* [JOB] Find the lines holding "caption" and copy them.

* [TASK INPUT]
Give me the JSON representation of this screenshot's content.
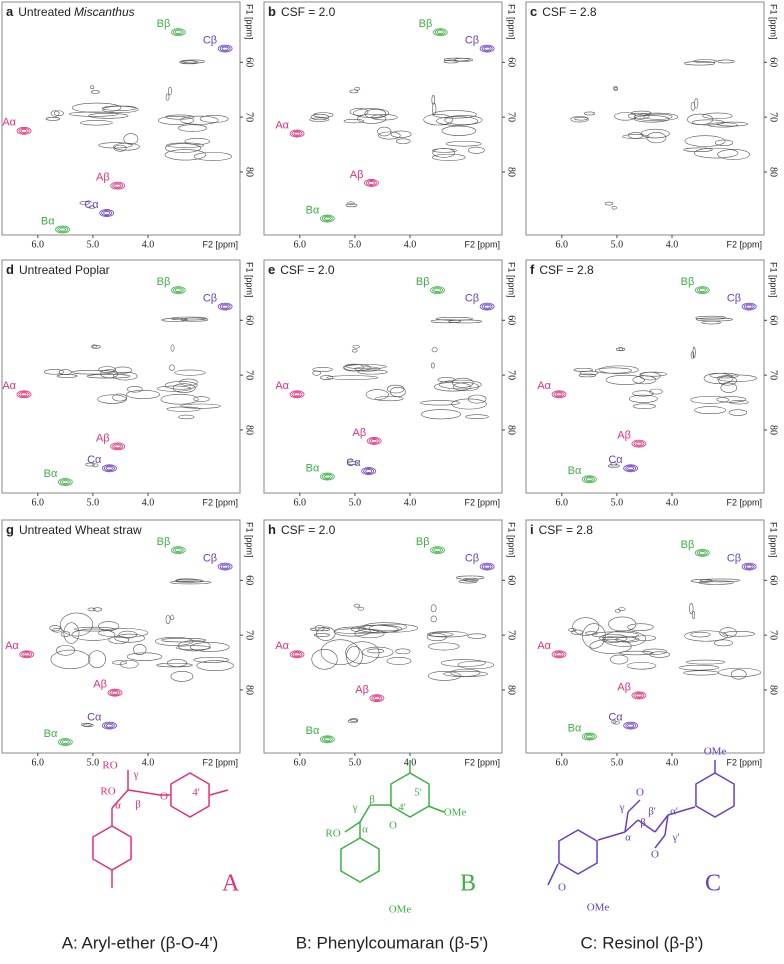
{
  "axes": {
    "xlabel": "F2 [ppm]",
    "ylabel": "F1 [ppm]",
    "xlim": [
      6.65,
      2.33
    ],
    "ylim": [
      49,
      91.5
    ],
    "xticks": [
      {
        "value": 6,
        "label": "6.0"
      },
      {
        "value": 5,
        "label": "5.0"
      },
      {
        "value": 4,
        "label": "4.0"
      }
    ],
    "yticks": [
      60,
      70,
      80
    ]
  },
  "panels": [
    {
      "letter": "a",
      "title": "Untreated",
      "title_italic": "Miscanthus",
      "peaks": [
        {
          "label": "Aα",
          "x": 6.25,
          "y": 72.5
        },
        {
          "label": "Aβ",
          "x": 4.55,
          "y": 82.5
        },
        {
          "label": "Bα",
          "x": 5.55,
          "y": 90.5
        },
        {
          "label": "Bβ",
          "x": 3.45,
          "y": 54.5
        },
        {
          "label": "Cα",
          "x": 4.75,
          "y": 87.5
        },
        {
          "label": "Cβ",
          "x": 2.6,
          "y": 57.5
        }
      ]
    },
    {
      "letter": "b",
      "title": "CSF = 2.0",
      "peaks": [
        {
          "label": "Aα",
          "x": 6.05,
          "y": 73
        },
        {
          "label": "Aβ",
          "x": 4.7,
          "y": 82
        },
        {
          "label": "Bα",
          "x": 5.5,
          "y": 88.5
        },
        {
          "label": "Bβ",
          "x": 3.45,
          "y": 54.5
        },
        {
          "label": "Cβ",
          "x": 2.6,
          "y": 57.5
        }
      ]
    },
    {
      "letter": "c",
      "title": "CSF = 2.8",
      "peaks": []
    },
    {
      "letter": "d",
      "title": "Untreated Poplar",
      "peaks": [
        {
          "label": "Aα",
          "x": 6.25,
          "y": 73.5
        },
        {
          "label": "Aβ",
          "x": 4.55,
          "y": 83
        },
        {
          "label": "Bα",
          "x": 5.5,
          "y": 89.5
        },
        {
          "label": "Bβ",
          "x": 3.45,
          "y": 54.5
        },
        {
          "label": "Cα",
          "x": 4.7,
          "y": 87
        },
        {
          "label": "Cβ",
          "x": 2.6,
          "y": 57.5
        }
      ]
    },
    {
      "letter": "e",
      "title": "CSF = 2.0",
      "peaks": [
        {
          "label": "Aα",
          "x": 6.05,
          "y": 73.5
        },
        {
          "label": "Aβ",
          "x": 4.65,
          "y": 82
        },
        {
          "label": "Bα",
          "x": 5.5,
          "y": 88.5
        },
        {
          "label": "Bβ",
          "x": 3.5,
          "y": 54.5
        },
        {
          "label": "Cα",
          "x": 4.75,
          "y": 87.5
        },
        {
          "label": "Cβ",
          "x": 2.6,
          "y": 57.5
        }
      ]
    },
    {
      "letter": "f",
      "title": "CSF = 2.8",
      "peaks": [
        {
          "label": "Aα",
          "x": 6.05,
          "y": 73.5
        },
        {
          "label": "Aβ",
          "x": 4.6,
          "y": 82.5
        },
        {
          "label": "Bα",
          "x": 5.5,
          "y": 89
        },
        {
          "label": "Bβ",
          "x": 3.45,
          "y": 54.5
        },
        {
          "label": "Cα",
          "x": 4.75,
          "y": 87
        },
        {
          "label": "Cβ",
          "x": 2.6,
          "y": 57.5
        }
      ]
    },
    {
      "letter": "g",
      "title": "Untreated Wheat straw",
      "peaks": [
        {
          "label": "Aα",
          "x": 6.2,
          "y": 73.5
        },
        {
          "label": "Aβ",
          "x": 4.6,
          "y": 80.5
        },
        {
          "label": "Bα",
          "x": 5.5,
          "y": 89.5
        },
        {
          "label": "Bβ",
          "x": 3.45,
          "y": 54.5
        },
        {
          "label": "Cα",
          "x": 4.7,
          "y": 86.5
        },
        {
          "label": "Cβ",
          "x": 2.6,
          "y": 57.5
        }
      ]
    },
    {
      "letter": "h",
      "title": "CSF = 2.0",
      "peaks": [
        {
          "label": "Aα",
          "x": 6.05,
          "y": 73.5
        },
        {
          "label": "Aβ",
          "x": 4.6,
          "y": 81.5
        },
        {
          "label": "Bα",
          "x": 5.5,
          "y": 89
        },
        {
          "label": "Bβ",
          "x": 3.5,
          "y": 54.5
        },
        {
          "label": "Cβ",
          "x": 2.6,
          "y": 57.5
        }
      ]
    },
    {
      "letter": "i",
      "title": "CSF = 2.8",
      "peaks": [
        {
          "label": "Aα",
          "x": 6.05,
          "y": 73.5
        },
        {
          "label": "Aβ",
          "x": 4.6,
          "y": 81
        },
        {
          "label": "Bα",
          "x": 5.5,
          "y": 88.5
        },
        {
          "label": "Bβ",
          "x": 3.45,
          "y": 55
        },
        {
          "label": "Cα",
          "x": 4.75,
          "y": 86.5
        },
        {
          "label": "Cβ",
          "x": 2.6,
          "y": 57.5
        }
      ]
    }
  ],
  "structures": [
    {
      "letter": "A",
      "caption": "A: Aryl-ether (β-O-4')",
      "atoms": [
        "RO",
        "RO",
        "O",
        "γ",
        "α",
        "β",
        "4'"
      ]
    },
    {
      "letter": "B",
      "caption": "B: Phenylcoumaran (β-5')",
      "atoms": [
        "OMe",
        "OMe",
        "RO",
        "O",
        "γ",
        "β",
        "α",
        "5'",
        "4'"
      ]
    },
    {
      "letter": "C",
      "caption": "C: Resinol (β-β')",
      "atoms": [
        "OMe",
        "OMe",
        "O",
        "O",
        "O",
        "α",
        "β",
        "γ",
        "α'",
        "β'",
        "γ'"
      ]
    }
  ]
}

* [FINAL ANSWER]
      "caption": "A: Aryl-ether (β-O-4')",
      "caption": "B: Phenylcoumaran (β-5')",
      "caption": "C: Resinol (β-β')",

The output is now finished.